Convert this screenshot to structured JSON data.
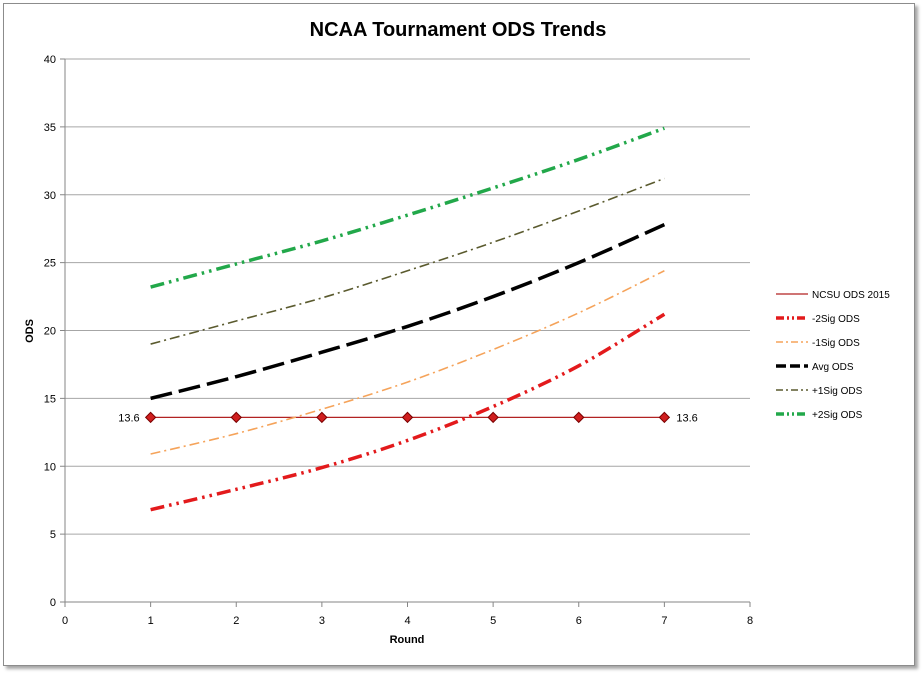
{
  "chart_data": {
    "type": "line",
    "title": "NCAA Tournament ODS Trends",
    "xlabel": "Round",
    "ylabel": "ODS",
    "xlim": [
      0,
      8
    ],
    "ylim": [
      0,
      40
    ],
    "x_ticks": [
      "0",
      "1",
      "2",
      "3",
      "4",
      "5",
      "6",
      "7",
      "8"
    ],
    "y_ticks": [
      "0",
      "5",
      "10",
      "15",
      "20",
      "25",
      "30",
      "35",
      "40"
    ],
    "grid": true,
    "legend_position": "right",
    "x": [
      1,
      2,
      3,
      4,
      5,
      6,
      7
    ],
    "series": [
      {
        "name": "NCSU ODS 2015",
        "values": [
          13.6,
          13.6,
          13.6,
          13.6,
          13.6,
          13.6,
          13.6
        ],
        "color": "#b22222",
        "style": "solid-markers",
        "data_labels": [
          "13.6",
          "13.6"
        ]
      },
      {
        "name": "-2Sig ODS",
        "values": [
          6.8,
          8.3,
          9.9,
          11.9,
          14.4,
          17.4,
          21.2
        ],
        "color": "#e31a1c",
        "style": "dash-dot-dot"
      },
      {
        "name": "-1Sig ODS",
        "values": [
          10.9,
          12.4,
          14.2,
          16.2,
          18.6,
          21.3,
          24.4
        ],
        "color": "#f5a35a",
        "style": "dash-dot"
      },
      {
        "name": "Avg ODS",
        "values": [
          15.0,
          16.6,
          18.4,
          20.3,
          22.5,
          25.0,
          27.8
        ],
        "color": "#000000",
        "style": "long-dash"
      },
      {
        "name": "+1Sig ODS",
        "values": [
          19.0,
          20.7,
          22.4,
          24.4,
          26.5,
          28.8,
          31.2
        ],
        "color": "#5a5a2e",
        "style": "dash-dot"
      },
      {
        "name": "+2Sig ODS",
        "values": [
          23.2,
          24.9,
          26.6,
          28.5,
          30.5,
          32.6,
          34.9
        ],
        "color": "#22a84a",
        "style": "dash-dot-dot"
      }
    ]
  }
}
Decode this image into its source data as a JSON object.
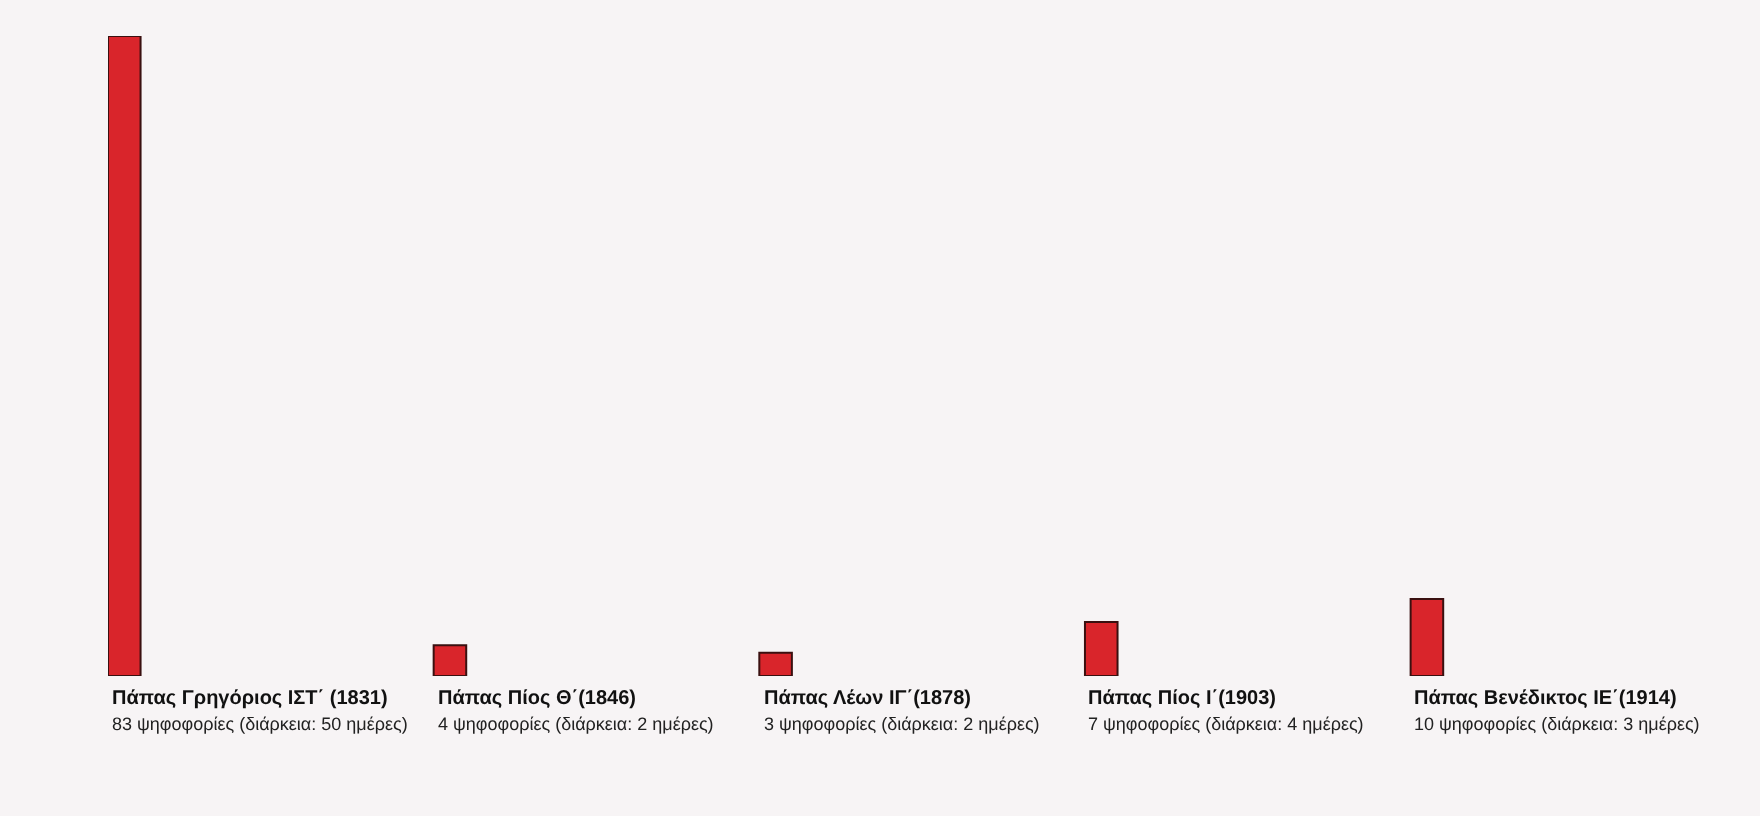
{
  "chart_data": {
    "type": "bar",
    "categories": [
      "Πάπας Γρηγόριος ΙΣΤ΄ (1831)",
      "Πάπας Πίος Θ΄(1846)",
      "Πάπας Λέων ΙΓ΄(1878)",
      "Πάπας Πίος Ι΄(1903)",
      "Πάπας Βενέδικτος ΙΕ΄(1914)"
    ],
    "values": [
      83,
      4,
      3,
      7,
      10
    ],
    "value_labels": [
      "83 ψηφοφορίες (διάρκεια: 50 ημέρες)",
      "4 ψηφοφορίες (διάρκεια: 2 ημέρες)",
      "3 ψηφοφορίες (διάρκεια: 2 ημέρες)",
      "7 ψηφοφορίες (διάρκεια: 4 ημέρες)",
      "10 ψηφοφορίες (διάρκεια: 3 ημέρες)"
    ],
    "color": "#d9252b",
    "ylim": [
      0,
      83
    ],
    "grid": false,
    "legend": false
  }
}
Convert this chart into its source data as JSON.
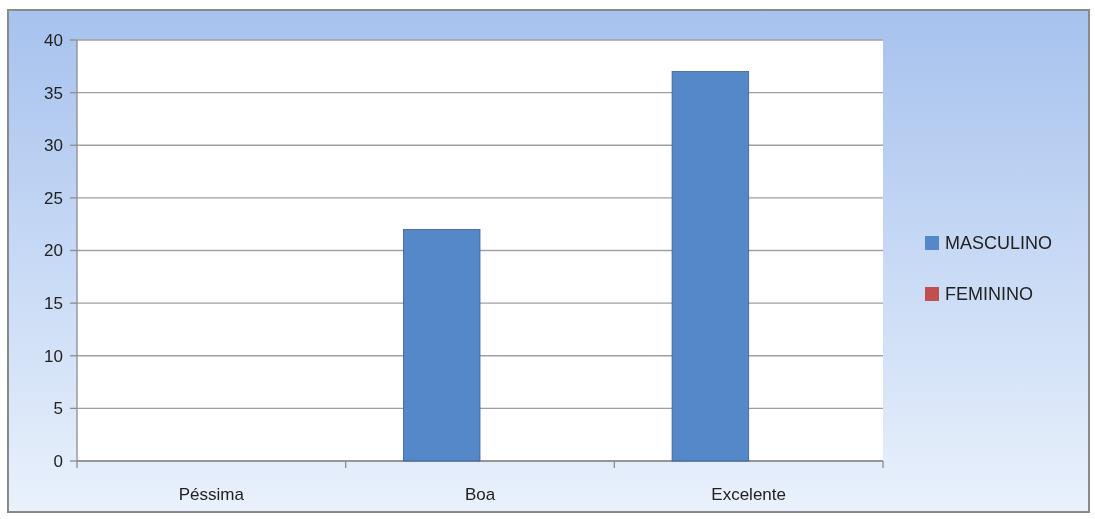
{
  "chart_data": {
    "type": "bar",
    "categories": [
      "Péssima",
      "Boa",
      "Excelente"
    ],
    "series": [
      {
        "name": "MASCULINO",
        "color": "#5588c8",
        "values": [
          0,
          22,
          37
        ]
      },
      {
        "name": "FEMININO",
        "color": "#c0504d",
        "values": [
          0,
          0,
          0
        ]
      }
    ],
    "ylim": [
      0,
      40
    ],
    "yticks": [
      0,
      5,
      10,
      15,
      20,
      25,
      30,
      35,
      40
    ],
    "grid": "y",
    "legend": "right"
  }
}
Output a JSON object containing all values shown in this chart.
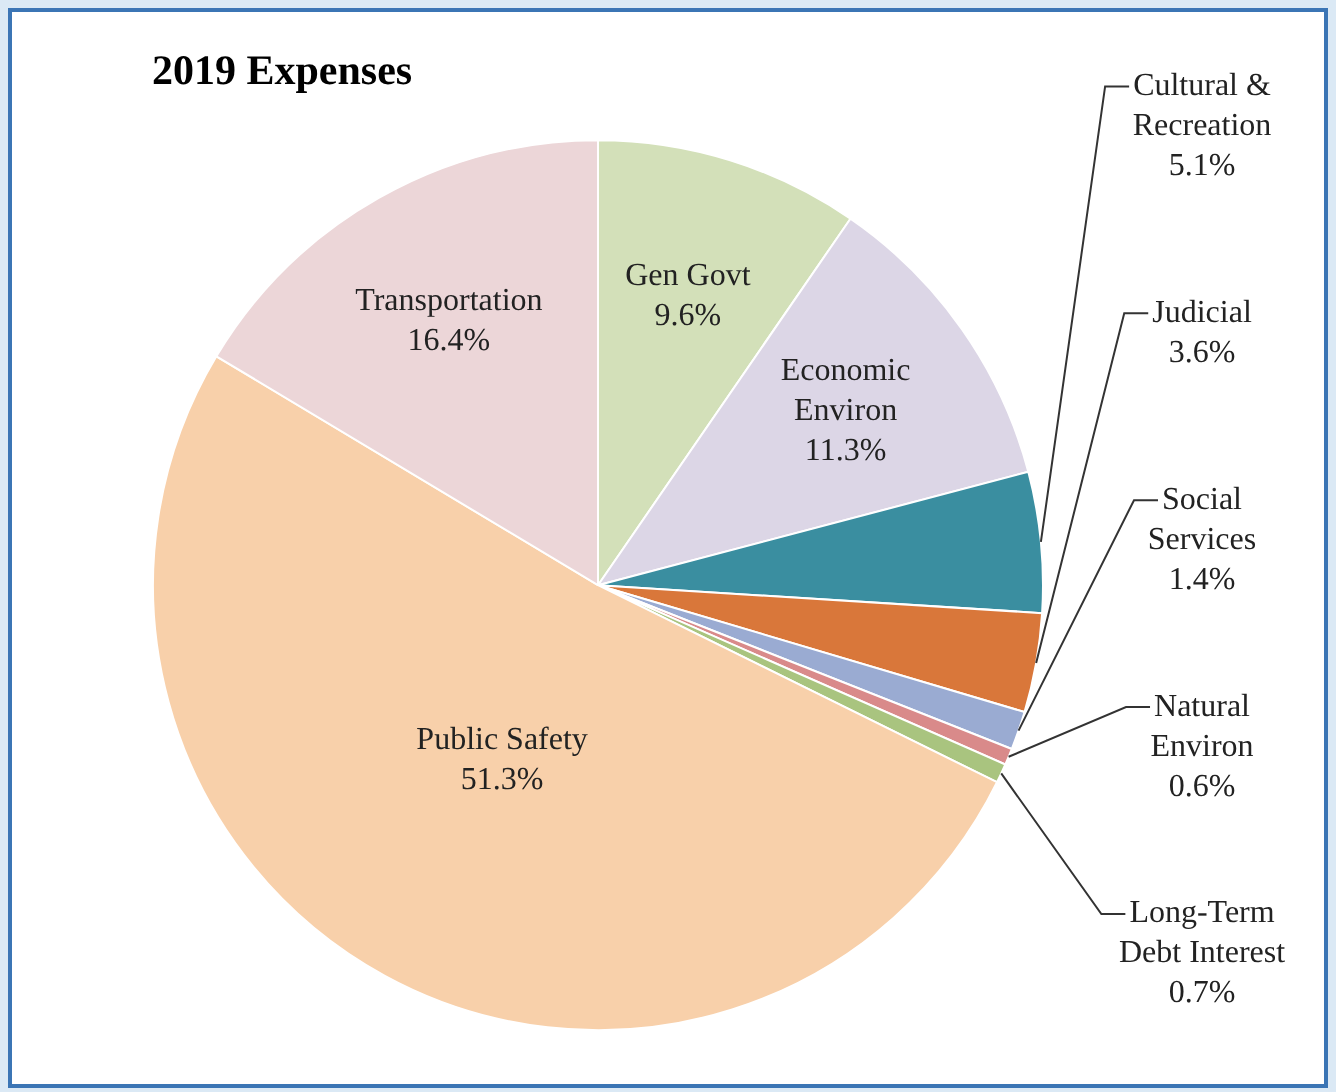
{
  "chart_data": {
    "type": "pie",
    "title": "2019 Expenses",
    "categories": [
      "Gen Govt",
      "Economic Environ",
      "Cultural & Recreation",
      "Judicial",
      "Social Services",
      "Natural Environ",
      "Long-Term Debt Interest",
      "Public Safety",
      "Transportation"
    ],
    "values": [
      9.6,
      11.3,
      5.1,
      3.6,
      1.4,
      0.6,
      0.7,
      51.3,
      16.4
    ],
    "value_labels": [
      "9.6%",
      "11.3%",
      "5.1%",
      "3.6%",
      "1.4%",
      "0.6%",
      "0.7%",
      "51.3%",
      "16.4%"
    ],
    "colors": [
      "#d3e0b9",
      "#dcd6e6",
      "#3a8ea0",
      "#d9773a",
      "#9aabd2",
      "#d98a8a",
      "#a9c47f",
      "#f8d0aa",
      "#ecd6d8"
    ],
    "legend": false
  }
}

# # # # # # #

PROBLEM DETAILS: The lines from the one holding "Output a JSON" through the end of the material above are to be echoed exactly, both ends included. Do not include pictures.

EXPECTED ANSWER:
Output a JSON object containing all values shown in this chart.
{
  "chart_data": {
    "type": "pie",
    "title": "2019 Expenses",
    "categories": [
      "Gen Govt",
      "Economic Environ",
      "Cultural & Recreation",
      "Judicial",
      "Social Services",
      "Natural Environ",
      "Long-Term Debt Interest",
      "Public Safety",
      "Transportation"
    ],
    "values": [
      9.6,
      11.3,
      5.1,
      3.6,
      1.4,
      0.6,
      0.7,
      51.3,
      16.4
    ],
    "value_labels": [
      "9.6%",
      "11.3%",
      "5.1%",
      "3.6%",
      "1.4%",
      "0.6%",
      "0.7%",
      "51.3%",
      "16.4%"
    ],
    "colors": [
      "#d3e0b9",
      "#dcd6e6",
      "#3a8ea0",
      "#d9773a",
      "#9aabd2",
      "#d98a8a",
      "#a9c47f",
      "#f8d0aa",
      "#ecd6d8"
    ],
    "legend": false
  }
}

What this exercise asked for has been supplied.